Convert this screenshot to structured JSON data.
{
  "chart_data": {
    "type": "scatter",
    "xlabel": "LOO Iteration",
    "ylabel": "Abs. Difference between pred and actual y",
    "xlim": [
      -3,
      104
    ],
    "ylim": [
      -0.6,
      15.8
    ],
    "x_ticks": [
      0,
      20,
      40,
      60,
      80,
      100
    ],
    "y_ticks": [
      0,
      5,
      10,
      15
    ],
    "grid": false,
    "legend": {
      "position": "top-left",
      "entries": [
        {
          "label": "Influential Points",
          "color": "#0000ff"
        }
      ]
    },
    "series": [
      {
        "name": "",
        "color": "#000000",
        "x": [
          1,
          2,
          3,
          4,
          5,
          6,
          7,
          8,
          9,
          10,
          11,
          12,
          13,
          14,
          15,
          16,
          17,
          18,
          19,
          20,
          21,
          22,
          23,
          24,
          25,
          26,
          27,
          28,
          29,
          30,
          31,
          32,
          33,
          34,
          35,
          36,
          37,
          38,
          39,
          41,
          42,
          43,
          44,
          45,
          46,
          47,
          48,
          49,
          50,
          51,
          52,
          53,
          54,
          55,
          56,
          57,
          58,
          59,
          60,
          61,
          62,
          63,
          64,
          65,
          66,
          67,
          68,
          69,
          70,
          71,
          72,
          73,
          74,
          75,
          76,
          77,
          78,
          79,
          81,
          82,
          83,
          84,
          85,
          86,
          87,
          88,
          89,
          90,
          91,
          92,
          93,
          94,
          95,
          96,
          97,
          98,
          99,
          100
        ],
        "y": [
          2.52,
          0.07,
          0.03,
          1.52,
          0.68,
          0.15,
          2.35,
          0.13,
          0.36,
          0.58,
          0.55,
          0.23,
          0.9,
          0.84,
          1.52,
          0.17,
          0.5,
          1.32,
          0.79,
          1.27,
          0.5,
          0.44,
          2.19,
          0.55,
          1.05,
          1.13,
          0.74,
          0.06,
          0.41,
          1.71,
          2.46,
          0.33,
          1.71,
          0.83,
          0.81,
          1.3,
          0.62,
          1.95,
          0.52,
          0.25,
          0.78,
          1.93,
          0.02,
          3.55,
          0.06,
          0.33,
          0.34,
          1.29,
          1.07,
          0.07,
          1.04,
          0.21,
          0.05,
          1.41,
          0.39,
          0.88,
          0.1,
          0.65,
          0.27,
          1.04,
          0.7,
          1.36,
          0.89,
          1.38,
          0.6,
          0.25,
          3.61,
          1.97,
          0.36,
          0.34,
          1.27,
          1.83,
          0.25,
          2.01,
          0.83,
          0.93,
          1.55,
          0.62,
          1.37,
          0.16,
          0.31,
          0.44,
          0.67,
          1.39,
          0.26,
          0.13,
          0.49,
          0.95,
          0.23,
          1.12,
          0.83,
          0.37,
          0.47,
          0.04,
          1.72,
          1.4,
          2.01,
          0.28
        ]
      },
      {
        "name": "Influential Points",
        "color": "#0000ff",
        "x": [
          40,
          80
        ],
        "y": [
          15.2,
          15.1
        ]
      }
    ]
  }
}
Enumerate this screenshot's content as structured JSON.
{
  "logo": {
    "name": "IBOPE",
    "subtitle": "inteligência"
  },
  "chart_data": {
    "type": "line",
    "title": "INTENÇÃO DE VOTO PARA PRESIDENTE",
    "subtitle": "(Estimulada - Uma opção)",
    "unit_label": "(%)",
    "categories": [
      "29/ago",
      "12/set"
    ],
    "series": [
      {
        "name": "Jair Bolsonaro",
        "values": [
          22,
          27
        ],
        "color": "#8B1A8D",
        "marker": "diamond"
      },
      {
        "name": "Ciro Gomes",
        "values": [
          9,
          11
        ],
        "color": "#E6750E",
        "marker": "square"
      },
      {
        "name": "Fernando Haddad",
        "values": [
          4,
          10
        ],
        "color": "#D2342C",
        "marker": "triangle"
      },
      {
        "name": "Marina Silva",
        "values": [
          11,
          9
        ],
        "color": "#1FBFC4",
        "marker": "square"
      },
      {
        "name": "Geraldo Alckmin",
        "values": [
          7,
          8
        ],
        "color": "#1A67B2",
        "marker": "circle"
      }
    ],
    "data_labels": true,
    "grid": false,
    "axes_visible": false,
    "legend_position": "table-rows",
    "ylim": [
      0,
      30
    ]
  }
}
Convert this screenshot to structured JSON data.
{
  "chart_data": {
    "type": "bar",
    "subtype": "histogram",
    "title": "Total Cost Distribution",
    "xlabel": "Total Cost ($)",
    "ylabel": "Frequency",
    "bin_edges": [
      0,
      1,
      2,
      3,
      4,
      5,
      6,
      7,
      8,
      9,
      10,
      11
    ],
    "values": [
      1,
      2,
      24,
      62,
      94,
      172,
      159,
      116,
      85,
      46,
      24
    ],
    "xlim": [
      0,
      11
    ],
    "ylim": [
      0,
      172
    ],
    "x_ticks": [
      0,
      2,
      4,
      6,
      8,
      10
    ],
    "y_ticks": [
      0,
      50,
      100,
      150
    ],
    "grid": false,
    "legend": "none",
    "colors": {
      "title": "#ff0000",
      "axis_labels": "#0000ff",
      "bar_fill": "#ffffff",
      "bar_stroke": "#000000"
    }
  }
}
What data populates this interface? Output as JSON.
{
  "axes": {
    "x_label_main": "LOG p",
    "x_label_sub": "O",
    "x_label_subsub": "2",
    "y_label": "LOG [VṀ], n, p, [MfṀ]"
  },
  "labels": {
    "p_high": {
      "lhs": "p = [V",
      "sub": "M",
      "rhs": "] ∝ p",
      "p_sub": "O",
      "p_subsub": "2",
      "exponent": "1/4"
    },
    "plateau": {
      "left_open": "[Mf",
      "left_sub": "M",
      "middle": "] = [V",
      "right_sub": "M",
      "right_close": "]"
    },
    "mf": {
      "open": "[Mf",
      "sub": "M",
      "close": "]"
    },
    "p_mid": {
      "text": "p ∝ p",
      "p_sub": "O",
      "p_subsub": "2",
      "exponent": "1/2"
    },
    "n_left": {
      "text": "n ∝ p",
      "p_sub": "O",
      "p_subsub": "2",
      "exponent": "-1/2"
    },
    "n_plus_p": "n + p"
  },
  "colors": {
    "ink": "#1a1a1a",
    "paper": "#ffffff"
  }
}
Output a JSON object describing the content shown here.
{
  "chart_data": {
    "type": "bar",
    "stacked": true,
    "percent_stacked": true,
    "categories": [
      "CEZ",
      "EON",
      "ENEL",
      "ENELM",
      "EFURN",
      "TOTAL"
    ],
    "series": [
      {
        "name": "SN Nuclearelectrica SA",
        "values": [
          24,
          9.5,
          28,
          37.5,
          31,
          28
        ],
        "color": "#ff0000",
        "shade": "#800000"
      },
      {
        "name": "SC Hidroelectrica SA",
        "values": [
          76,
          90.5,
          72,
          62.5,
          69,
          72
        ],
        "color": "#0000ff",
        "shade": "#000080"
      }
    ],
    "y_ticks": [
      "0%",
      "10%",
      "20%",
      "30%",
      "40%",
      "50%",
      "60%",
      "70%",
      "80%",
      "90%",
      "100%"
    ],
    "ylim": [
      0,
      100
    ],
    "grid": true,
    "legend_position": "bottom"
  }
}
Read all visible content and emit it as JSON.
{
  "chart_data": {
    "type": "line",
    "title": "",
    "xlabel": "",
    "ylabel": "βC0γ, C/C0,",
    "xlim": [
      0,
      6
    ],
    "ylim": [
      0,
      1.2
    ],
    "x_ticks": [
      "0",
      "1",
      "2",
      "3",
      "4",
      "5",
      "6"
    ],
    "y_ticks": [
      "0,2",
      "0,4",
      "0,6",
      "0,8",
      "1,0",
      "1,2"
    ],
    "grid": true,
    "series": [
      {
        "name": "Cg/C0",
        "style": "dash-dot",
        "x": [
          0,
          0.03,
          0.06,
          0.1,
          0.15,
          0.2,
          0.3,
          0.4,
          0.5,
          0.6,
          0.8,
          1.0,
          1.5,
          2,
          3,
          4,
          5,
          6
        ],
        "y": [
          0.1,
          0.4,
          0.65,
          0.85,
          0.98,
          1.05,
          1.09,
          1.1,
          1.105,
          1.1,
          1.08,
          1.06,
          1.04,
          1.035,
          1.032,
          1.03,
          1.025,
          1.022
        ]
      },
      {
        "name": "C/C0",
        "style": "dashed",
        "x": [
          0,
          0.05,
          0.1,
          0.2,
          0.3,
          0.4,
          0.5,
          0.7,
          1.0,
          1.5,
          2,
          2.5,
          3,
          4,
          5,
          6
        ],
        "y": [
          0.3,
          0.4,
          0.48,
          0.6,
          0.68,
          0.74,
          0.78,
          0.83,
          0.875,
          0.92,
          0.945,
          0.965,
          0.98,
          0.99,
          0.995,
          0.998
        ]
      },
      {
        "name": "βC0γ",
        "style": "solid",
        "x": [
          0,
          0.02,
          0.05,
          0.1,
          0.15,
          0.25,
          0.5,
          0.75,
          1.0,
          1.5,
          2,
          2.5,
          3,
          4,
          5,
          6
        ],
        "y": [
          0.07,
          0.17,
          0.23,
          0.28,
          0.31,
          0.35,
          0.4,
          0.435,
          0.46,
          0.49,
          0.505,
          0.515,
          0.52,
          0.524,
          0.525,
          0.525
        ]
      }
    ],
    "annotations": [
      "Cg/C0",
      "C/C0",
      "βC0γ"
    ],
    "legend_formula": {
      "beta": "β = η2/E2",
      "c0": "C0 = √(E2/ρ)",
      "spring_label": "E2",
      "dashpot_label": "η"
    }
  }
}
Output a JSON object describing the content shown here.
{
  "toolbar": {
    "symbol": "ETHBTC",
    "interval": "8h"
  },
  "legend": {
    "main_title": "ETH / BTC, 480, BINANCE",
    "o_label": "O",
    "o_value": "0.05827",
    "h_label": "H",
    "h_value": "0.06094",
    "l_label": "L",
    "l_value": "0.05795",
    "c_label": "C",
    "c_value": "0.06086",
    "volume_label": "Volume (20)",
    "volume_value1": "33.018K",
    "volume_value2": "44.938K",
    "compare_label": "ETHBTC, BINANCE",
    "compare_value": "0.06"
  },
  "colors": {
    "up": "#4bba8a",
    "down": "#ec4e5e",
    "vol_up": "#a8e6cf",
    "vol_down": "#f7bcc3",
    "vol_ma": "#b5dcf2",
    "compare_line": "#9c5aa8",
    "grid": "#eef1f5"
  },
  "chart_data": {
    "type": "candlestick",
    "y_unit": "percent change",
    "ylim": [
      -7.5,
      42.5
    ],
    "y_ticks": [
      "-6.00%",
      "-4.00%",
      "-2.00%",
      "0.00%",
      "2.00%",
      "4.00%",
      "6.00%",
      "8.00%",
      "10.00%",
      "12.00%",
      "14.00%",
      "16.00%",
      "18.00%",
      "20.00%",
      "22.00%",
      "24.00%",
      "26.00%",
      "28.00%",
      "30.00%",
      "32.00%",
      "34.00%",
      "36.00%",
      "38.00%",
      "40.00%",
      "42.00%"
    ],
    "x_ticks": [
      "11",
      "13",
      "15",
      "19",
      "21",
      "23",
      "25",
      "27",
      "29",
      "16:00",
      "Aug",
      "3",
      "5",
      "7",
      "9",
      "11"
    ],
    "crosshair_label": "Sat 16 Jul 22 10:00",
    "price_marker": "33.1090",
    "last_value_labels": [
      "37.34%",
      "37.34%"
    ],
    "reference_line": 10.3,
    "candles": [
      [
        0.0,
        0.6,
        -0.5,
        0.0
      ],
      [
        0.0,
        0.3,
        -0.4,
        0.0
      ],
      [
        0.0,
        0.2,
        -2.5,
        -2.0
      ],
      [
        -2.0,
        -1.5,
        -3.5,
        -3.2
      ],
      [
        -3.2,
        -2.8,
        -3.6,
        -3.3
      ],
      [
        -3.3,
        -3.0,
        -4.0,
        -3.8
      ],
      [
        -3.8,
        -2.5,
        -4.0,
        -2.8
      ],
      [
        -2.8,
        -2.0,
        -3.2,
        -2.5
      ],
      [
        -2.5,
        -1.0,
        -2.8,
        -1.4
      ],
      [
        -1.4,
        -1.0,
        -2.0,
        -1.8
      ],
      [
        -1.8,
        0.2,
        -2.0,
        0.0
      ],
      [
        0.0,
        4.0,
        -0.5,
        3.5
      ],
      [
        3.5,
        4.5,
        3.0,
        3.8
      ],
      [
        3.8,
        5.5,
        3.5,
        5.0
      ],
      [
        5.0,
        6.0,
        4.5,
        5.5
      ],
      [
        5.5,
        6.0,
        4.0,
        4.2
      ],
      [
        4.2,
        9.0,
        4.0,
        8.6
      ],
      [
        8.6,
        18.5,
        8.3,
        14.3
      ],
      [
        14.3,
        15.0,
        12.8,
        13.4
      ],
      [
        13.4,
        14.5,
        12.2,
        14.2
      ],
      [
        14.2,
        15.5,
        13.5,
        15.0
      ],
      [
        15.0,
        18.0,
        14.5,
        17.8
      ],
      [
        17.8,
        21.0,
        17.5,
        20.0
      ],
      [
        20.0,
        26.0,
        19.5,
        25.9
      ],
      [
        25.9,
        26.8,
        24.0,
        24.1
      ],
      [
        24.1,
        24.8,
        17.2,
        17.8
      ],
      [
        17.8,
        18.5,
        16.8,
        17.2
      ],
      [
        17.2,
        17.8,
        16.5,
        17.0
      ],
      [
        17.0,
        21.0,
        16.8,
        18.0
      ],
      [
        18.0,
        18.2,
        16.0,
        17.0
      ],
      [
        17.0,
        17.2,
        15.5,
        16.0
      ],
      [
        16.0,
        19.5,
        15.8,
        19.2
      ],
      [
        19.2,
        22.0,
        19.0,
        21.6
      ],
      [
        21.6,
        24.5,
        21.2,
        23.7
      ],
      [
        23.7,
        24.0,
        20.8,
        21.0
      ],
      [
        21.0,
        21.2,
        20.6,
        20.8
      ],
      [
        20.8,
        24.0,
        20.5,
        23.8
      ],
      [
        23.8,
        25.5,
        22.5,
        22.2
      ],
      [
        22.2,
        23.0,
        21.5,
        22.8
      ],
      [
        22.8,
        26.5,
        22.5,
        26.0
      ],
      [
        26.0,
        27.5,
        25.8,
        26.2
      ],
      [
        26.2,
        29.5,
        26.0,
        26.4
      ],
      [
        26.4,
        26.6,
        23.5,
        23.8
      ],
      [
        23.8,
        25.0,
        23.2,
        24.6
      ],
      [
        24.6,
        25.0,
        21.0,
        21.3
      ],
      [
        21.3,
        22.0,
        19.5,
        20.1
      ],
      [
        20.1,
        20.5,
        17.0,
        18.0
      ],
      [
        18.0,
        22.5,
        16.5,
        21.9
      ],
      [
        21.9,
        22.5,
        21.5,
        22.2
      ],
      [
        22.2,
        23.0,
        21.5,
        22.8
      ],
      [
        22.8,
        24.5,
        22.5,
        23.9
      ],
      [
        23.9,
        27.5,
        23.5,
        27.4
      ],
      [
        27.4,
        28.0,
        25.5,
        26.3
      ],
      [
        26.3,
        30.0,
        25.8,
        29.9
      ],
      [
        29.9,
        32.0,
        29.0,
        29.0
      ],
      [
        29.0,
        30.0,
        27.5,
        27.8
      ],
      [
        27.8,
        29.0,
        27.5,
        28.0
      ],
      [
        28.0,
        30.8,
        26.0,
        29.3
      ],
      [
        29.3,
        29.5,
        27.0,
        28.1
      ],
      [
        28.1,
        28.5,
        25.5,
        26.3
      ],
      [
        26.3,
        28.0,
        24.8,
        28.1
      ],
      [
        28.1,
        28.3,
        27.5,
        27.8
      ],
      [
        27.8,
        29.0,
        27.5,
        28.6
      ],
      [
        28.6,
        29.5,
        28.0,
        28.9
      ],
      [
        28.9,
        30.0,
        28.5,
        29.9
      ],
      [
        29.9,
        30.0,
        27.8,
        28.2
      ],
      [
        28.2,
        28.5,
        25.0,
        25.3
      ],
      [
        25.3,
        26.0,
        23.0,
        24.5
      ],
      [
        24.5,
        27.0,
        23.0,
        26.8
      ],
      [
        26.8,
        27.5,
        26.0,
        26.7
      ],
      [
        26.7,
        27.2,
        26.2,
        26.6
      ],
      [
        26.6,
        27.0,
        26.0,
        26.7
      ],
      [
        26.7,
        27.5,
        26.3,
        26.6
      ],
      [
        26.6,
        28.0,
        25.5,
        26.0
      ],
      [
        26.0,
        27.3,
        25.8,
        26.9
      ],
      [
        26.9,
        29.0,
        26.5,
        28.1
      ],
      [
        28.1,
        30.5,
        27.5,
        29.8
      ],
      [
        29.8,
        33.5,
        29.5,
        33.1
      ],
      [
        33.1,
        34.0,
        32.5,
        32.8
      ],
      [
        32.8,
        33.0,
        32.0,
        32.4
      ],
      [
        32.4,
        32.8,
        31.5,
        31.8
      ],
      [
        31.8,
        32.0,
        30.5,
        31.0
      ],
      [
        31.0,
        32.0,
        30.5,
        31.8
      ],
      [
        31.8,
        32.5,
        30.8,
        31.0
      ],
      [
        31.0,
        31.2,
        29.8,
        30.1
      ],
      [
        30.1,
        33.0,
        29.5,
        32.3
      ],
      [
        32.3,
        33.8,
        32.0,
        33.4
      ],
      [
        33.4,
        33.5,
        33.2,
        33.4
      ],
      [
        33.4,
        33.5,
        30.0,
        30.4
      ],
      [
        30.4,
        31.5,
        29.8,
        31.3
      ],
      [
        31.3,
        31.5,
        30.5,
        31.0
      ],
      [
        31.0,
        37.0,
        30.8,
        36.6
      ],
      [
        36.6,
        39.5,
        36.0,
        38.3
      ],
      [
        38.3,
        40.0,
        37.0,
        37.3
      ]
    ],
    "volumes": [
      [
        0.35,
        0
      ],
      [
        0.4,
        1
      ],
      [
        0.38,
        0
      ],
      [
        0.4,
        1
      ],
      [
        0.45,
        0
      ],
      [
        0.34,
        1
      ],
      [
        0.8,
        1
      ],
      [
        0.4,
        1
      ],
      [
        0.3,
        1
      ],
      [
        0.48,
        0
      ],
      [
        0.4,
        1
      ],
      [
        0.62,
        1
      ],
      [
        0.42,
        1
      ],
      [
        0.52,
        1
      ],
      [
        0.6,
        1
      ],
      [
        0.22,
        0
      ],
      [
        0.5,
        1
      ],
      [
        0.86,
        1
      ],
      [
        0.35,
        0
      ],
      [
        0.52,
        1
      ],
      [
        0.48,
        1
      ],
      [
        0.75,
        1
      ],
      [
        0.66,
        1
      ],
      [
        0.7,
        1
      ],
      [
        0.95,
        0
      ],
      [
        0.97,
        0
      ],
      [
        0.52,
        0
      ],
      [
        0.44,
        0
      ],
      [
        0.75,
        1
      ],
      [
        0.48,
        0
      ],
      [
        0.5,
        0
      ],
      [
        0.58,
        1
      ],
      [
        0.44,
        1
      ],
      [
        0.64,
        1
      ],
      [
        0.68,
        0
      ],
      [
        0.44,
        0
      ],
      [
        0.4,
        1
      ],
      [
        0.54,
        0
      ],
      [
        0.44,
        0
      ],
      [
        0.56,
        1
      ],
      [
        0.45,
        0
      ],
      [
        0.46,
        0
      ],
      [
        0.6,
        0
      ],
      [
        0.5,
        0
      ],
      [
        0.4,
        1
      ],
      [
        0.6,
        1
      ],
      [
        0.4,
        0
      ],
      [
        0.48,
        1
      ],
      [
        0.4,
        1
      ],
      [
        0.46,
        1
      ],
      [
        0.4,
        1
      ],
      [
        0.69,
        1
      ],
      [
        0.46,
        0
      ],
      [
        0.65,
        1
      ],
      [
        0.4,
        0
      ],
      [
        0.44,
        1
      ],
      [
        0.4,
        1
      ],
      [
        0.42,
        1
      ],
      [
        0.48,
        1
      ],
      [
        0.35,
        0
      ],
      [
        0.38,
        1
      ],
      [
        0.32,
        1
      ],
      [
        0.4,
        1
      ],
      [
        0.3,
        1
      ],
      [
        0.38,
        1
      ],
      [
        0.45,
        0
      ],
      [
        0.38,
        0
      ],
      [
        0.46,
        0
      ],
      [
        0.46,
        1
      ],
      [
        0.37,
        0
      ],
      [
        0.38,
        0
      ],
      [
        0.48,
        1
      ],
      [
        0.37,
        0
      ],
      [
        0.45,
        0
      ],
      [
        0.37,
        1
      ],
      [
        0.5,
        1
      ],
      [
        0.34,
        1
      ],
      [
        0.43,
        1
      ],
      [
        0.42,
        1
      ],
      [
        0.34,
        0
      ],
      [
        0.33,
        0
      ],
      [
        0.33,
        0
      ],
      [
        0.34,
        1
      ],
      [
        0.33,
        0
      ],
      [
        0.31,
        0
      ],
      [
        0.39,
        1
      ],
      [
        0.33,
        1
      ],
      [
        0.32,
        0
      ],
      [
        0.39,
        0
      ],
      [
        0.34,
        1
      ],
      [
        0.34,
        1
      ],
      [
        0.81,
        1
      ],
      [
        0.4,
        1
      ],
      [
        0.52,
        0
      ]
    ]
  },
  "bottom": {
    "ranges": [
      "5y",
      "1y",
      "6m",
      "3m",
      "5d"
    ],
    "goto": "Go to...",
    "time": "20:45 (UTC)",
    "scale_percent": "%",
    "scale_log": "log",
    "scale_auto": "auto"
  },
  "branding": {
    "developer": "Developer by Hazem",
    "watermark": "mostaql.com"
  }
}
·····
Exercise brief >>
Pull every line containing "true" from the data.

Final result >>
    "data_labels": true,
    "stacked": true,
    "percent_stacked": true,
    "grid": true,
    "grid": true,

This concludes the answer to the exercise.